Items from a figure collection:

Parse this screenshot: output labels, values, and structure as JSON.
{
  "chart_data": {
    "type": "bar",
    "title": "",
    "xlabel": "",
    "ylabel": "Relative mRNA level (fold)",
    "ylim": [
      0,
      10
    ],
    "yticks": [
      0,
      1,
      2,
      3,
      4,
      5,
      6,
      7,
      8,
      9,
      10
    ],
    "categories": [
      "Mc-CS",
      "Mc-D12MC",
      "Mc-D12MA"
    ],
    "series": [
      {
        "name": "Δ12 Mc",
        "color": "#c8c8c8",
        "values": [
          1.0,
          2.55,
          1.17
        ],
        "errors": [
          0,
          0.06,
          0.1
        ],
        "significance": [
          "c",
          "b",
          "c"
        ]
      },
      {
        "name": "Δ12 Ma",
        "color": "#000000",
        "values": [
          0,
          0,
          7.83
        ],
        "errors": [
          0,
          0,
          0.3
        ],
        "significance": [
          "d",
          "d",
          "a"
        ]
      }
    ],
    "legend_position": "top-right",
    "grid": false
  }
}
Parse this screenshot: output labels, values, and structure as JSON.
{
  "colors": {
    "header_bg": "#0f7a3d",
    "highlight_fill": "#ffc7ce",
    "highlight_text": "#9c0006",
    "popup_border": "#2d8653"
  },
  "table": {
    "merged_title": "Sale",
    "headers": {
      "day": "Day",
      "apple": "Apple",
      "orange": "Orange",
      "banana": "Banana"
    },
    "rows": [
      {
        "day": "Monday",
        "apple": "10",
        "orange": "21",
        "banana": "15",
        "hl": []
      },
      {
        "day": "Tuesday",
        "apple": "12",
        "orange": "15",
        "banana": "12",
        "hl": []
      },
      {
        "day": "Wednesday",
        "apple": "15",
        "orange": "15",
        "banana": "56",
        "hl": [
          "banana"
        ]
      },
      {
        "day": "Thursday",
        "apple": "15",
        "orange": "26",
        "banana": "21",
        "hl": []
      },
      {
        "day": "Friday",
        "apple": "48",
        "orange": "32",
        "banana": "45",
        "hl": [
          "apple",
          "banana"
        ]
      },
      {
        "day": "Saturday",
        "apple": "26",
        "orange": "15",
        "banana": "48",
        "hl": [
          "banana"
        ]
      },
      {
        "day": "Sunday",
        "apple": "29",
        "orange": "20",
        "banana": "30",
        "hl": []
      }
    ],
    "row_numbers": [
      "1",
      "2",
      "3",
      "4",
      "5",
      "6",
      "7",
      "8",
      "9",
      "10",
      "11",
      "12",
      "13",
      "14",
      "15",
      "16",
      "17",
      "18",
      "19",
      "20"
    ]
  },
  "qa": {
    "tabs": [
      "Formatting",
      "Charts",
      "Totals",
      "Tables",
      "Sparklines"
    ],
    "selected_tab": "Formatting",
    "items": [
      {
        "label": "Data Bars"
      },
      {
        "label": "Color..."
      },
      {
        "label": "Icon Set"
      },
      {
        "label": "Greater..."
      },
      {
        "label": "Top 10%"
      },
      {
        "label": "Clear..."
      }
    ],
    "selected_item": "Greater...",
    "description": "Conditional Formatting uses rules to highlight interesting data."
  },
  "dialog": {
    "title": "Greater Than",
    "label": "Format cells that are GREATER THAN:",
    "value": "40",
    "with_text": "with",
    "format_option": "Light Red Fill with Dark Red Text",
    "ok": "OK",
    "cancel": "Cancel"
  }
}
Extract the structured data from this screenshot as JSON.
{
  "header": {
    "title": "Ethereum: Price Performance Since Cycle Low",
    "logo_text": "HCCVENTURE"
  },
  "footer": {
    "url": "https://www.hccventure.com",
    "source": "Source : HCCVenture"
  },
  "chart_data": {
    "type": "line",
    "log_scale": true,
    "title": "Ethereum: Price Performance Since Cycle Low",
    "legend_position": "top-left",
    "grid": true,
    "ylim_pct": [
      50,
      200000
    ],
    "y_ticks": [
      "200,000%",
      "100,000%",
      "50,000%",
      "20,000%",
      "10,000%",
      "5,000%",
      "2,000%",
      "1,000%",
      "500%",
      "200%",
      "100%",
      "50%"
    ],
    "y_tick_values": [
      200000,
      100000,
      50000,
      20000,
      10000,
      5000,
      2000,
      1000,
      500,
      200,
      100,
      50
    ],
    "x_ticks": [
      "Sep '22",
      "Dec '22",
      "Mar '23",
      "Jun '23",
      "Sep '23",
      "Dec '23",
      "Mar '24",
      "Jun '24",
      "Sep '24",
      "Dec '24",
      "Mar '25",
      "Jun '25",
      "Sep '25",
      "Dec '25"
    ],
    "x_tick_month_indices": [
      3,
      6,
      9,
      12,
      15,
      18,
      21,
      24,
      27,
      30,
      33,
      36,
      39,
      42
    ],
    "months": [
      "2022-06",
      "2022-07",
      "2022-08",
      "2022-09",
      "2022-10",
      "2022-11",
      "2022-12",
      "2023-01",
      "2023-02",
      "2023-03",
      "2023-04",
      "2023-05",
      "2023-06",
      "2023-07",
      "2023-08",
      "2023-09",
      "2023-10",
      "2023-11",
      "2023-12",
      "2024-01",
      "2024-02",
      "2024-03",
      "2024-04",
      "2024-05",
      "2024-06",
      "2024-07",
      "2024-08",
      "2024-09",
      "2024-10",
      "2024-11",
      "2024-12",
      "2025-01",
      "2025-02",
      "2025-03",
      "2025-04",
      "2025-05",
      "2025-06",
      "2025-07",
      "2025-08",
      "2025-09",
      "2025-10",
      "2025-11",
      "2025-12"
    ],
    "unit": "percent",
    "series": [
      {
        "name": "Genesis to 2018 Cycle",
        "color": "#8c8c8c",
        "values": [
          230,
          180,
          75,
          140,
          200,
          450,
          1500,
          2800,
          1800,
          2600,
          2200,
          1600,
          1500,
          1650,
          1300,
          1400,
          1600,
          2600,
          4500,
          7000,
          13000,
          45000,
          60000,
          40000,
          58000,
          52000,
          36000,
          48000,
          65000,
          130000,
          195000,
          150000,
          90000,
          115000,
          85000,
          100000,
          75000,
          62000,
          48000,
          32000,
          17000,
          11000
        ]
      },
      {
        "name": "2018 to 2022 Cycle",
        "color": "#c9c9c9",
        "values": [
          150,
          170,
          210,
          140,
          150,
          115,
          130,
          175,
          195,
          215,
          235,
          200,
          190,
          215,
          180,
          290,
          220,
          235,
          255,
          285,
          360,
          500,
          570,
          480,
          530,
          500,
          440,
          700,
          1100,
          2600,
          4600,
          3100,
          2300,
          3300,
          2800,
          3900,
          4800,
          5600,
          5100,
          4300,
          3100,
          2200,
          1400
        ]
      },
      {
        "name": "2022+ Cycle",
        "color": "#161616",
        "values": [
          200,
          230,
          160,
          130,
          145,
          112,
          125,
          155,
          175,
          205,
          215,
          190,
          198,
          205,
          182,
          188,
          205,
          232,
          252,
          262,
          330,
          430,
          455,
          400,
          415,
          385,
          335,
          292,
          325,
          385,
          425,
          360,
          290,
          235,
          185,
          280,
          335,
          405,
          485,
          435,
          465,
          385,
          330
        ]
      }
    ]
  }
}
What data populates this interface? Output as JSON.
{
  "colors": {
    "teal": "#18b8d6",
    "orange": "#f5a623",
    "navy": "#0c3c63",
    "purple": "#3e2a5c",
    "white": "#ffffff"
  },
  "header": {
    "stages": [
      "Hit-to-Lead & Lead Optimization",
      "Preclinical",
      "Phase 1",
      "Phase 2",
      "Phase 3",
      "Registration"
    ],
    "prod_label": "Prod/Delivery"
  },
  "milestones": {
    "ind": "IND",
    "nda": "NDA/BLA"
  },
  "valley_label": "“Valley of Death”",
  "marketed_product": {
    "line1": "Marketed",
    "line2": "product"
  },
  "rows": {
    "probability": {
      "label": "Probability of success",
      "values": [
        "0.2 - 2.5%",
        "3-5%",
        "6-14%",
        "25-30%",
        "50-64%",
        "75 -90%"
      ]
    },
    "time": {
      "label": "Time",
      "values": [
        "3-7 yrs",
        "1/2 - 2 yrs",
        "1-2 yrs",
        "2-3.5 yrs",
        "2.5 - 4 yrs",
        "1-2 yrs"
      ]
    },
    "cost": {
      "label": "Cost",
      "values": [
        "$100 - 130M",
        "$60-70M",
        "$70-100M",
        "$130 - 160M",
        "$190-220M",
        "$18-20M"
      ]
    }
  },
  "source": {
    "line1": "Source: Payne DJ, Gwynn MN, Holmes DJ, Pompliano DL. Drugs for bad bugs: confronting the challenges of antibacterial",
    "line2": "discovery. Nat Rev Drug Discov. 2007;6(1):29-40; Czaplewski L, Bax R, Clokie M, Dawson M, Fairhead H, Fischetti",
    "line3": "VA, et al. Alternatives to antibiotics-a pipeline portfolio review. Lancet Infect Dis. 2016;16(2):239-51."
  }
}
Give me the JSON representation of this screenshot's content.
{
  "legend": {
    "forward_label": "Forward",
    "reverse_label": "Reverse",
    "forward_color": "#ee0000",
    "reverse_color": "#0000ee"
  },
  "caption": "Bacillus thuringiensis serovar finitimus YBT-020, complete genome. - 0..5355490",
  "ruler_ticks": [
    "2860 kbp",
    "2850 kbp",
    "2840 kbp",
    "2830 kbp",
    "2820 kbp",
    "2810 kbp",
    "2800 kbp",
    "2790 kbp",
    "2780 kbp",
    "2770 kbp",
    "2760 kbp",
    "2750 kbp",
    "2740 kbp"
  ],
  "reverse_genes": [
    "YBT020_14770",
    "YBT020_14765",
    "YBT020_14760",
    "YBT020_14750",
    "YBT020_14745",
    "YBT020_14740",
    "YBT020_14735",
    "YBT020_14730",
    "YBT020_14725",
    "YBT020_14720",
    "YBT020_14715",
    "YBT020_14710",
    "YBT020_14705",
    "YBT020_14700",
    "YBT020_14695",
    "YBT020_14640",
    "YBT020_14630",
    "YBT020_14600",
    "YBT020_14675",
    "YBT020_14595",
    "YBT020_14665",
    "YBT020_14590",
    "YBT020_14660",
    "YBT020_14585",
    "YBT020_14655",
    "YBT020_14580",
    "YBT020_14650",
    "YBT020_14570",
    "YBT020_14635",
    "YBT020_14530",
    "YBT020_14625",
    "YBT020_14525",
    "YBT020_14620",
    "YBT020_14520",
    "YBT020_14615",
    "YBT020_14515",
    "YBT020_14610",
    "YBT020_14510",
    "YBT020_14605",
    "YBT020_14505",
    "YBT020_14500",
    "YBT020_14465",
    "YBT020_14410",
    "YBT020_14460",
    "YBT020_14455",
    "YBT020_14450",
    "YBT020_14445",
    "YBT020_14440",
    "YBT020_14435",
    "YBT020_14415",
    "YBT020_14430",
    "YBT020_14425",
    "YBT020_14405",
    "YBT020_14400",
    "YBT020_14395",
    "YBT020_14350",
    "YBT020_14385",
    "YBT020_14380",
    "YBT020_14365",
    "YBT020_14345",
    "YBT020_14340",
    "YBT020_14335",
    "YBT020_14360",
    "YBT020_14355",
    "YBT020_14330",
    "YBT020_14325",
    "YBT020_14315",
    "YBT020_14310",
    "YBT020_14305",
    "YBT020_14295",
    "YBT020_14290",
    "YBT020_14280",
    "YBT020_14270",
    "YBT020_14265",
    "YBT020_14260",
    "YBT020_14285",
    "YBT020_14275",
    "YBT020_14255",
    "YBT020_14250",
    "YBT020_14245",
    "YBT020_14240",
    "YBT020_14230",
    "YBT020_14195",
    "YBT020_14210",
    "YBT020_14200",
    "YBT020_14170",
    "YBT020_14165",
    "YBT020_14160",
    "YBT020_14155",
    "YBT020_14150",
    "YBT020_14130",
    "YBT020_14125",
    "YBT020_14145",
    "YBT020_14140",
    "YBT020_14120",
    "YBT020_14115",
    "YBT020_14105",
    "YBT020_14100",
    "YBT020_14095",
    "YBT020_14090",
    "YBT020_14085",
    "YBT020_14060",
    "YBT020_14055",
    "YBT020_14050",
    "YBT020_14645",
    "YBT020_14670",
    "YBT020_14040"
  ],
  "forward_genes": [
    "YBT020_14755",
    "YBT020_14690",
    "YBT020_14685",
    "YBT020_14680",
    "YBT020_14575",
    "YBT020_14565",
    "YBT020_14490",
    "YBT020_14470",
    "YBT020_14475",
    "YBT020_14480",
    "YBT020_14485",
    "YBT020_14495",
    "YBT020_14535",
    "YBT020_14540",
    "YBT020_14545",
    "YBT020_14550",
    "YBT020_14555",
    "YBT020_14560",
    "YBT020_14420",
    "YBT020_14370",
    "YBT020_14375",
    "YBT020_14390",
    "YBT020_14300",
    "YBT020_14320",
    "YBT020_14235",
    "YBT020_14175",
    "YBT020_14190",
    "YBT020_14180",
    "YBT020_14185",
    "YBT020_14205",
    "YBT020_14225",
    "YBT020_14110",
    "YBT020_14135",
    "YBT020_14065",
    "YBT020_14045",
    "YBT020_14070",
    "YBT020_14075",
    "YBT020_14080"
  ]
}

* Aim of the task
Find the lines in the records above that hold the word "with", and give only how many there are.

* Reply to the exercise
2